The exercise: Write out the data below in full, unchanged, minus the images.

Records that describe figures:

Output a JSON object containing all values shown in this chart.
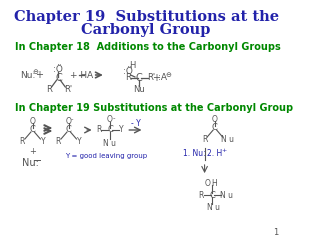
{
  "bg_color": "#ffffff",
  "title_line1": "Chapter 19  Substitutions at the",
  "title_line2": "Carbonyl Group",
  "title_color": "#2222aa",
  "title_fontsize": 10.5,
  "subtitle1": "In Chapter 18  Additions to the Carbonyl Groups",
  "subtitle2": "In Chapter 19 Substitutions at the Carbonyl Group",
  "subtitle_color": "#008800",
  "subtitle_fontsize": 7.0,
  "chem_color": "#555555",
  "blue_color": "#2222aa",
  "page_num": "1"
}
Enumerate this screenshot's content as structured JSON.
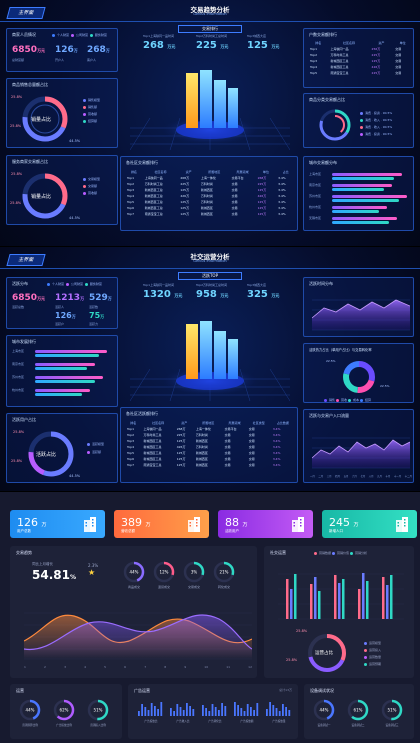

Correct answer:
Output a JSON object containing all values shown in this chart.
{
  "bg_color": "#ffffff",
  "title_line1": "Chapter 19  Substitutions at the",
  "title_line2": "Carbonyl Group",
  "title_color": "#2222aa",
  "title_fontsize": 10.5,
  "subtitle1": "In Chapter 18  Additions to the Carbonyl Groups",
  "subtitle2": "In Chapter 19 Substitutions at the Carbonyl Group",
  "subtitle_color": "#008800",
  "subtitle_fontsize": 7.0,
  "chem_color": "#555555",
  "blue_color": "#2222aa",
  "page_num": "1"
}
Enumerate this screenshot's content as structured JSON.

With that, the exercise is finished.